:: 数据集摘录

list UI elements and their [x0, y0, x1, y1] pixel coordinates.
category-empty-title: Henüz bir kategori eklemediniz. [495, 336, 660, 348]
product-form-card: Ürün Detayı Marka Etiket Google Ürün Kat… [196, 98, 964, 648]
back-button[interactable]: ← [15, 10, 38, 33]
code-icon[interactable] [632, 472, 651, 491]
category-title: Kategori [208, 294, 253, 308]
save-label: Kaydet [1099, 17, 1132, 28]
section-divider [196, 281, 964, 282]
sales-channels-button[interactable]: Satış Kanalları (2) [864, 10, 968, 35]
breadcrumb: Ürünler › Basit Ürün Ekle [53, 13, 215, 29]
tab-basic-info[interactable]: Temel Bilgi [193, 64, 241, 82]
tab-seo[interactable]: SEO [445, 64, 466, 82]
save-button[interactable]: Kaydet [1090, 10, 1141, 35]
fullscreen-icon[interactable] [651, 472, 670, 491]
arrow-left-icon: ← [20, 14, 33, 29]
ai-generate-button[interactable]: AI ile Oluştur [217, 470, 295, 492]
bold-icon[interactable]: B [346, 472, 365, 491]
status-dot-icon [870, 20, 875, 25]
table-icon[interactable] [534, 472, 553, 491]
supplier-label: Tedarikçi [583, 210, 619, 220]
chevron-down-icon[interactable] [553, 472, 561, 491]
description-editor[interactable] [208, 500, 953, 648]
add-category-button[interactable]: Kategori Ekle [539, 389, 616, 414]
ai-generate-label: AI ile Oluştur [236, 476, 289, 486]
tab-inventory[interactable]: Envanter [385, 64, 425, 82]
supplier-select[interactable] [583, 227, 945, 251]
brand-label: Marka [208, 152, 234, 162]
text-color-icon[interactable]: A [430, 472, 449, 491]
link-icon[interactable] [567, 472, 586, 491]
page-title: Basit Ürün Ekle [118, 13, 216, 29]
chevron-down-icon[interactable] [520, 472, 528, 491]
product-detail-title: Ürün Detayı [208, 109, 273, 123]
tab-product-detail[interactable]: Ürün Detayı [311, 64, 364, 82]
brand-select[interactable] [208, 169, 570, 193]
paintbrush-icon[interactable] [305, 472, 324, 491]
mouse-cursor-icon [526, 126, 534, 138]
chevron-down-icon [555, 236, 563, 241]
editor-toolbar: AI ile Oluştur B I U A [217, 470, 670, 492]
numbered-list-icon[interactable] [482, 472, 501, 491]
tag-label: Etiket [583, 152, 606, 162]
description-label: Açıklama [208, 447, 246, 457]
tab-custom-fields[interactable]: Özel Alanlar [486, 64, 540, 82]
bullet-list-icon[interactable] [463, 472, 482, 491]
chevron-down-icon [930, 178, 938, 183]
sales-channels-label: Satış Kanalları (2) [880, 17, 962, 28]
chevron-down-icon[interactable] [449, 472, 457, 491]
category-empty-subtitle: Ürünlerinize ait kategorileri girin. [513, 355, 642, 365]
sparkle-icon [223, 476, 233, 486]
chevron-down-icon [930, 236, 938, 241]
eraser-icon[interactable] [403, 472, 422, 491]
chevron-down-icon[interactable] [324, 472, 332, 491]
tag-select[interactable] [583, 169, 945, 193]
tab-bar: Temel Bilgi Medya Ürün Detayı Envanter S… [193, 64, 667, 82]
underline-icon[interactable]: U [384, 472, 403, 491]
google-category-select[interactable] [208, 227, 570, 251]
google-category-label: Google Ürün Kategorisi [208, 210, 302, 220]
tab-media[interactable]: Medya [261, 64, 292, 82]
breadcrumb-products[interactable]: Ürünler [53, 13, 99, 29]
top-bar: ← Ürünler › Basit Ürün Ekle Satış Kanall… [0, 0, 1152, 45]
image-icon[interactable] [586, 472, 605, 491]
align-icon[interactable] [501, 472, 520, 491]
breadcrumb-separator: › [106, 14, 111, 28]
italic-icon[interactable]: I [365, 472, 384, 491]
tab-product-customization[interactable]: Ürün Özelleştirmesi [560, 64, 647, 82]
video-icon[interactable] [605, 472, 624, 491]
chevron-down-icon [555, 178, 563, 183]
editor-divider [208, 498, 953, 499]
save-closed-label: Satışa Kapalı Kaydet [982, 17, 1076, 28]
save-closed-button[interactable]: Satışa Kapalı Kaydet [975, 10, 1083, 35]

::::

§ **文字题**
从上面的条目中摘出所有包含字符串“description”的行，逐行照抄。

§ **正确答案**
description-editor[interactable] [208, 500, 953, 648]
description-label: Açıklama [208, 447, 246, 457]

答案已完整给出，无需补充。